* _Problem details_
Find every line in the records below that holds the word "types", and copy it out.
* START Task input *
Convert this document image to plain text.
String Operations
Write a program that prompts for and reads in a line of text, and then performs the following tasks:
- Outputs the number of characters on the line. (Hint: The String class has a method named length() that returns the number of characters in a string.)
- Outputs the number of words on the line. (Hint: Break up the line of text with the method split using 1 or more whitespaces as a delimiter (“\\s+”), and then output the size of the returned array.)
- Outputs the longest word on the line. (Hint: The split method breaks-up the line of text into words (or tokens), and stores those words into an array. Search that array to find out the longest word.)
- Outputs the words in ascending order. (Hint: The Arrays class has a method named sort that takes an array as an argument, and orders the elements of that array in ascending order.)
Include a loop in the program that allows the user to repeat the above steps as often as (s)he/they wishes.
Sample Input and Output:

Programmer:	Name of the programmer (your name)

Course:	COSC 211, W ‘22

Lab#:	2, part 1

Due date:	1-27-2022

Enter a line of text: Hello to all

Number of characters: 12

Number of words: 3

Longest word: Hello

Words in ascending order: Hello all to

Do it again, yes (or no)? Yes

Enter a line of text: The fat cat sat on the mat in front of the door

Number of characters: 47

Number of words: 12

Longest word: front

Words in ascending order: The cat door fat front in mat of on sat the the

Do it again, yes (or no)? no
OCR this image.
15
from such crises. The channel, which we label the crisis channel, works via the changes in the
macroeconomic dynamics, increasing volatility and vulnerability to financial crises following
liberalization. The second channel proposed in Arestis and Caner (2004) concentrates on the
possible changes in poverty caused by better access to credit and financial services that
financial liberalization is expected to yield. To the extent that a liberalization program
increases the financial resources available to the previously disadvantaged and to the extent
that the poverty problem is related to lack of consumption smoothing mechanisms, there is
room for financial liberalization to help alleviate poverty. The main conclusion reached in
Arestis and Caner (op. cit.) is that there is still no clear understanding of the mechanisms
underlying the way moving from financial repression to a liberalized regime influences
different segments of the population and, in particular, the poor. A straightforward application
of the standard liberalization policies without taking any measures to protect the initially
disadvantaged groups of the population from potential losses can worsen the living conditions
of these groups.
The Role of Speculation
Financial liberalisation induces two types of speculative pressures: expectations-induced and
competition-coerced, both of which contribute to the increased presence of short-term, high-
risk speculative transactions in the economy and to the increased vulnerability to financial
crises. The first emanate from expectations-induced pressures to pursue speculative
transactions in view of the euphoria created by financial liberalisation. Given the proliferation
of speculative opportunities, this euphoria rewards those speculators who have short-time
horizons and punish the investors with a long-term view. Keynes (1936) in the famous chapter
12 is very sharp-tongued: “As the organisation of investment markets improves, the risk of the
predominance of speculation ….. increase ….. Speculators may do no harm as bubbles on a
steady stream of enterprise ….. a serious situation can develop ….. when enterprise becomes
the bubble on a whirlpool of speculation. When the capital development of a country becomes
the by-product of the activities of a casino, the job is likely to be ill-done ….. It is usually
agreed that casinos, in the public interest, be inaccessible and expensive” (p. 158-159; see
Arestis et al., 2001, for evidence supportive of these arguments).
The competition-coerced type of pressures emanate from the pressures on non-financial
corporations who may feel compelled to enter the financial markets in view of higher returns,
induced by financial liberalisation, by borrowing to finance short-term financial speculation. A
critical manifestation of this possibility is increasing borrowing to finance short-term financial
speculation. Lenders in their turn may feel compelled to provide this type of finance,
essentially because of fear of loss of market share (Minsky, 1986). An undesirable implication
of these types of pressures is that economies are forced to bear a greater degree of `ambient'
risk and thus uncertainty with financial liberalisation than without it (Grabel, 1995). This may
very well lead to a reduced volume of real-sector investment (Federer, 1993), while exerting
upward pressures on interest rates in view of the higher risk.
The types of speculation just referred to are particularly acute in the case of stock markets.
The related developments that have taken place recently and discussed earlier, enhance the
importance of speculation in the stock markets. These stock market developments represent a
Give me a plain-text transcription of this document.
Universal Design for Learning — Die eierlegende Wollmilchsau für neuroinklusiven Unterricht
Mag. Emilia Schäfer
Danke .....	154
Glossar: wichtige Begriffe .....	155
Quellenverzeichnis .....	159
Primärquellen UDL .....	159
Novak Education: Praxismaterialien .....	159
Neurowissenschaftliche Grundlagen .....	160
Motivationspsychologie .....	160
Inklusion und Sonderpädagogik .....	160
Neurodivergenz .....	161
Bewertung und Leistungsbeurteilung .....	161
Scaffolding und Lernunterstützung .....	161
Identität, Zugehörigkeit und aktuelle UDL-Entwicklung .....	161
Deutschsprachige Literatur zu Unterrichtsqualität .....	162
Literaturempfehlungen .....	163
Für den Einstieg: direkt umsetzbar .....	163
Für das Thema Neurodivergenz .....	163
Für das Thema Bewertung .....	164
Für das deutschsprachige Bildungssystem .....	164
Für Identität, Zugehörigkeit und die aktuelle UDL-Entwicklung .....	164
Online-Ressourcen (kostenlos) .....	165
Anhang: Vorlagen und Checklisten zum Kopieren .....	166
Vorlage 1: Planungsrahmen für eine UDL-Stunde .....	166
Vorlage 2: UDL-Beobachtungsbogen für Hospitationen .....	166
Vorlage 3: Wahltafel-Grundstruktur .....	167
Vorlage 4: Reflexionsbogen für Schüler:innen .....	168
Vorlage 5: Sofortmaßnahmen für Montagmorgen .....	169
* END Task input *
* _Output for this task_
Financial liberalisation induces two types of speculative pressures: expectations-induced and
of these types of pressures is that economies are forced to bear a greater degree of `ambient'
The types of speculation just referred to are particularly acute in the case of stock markets.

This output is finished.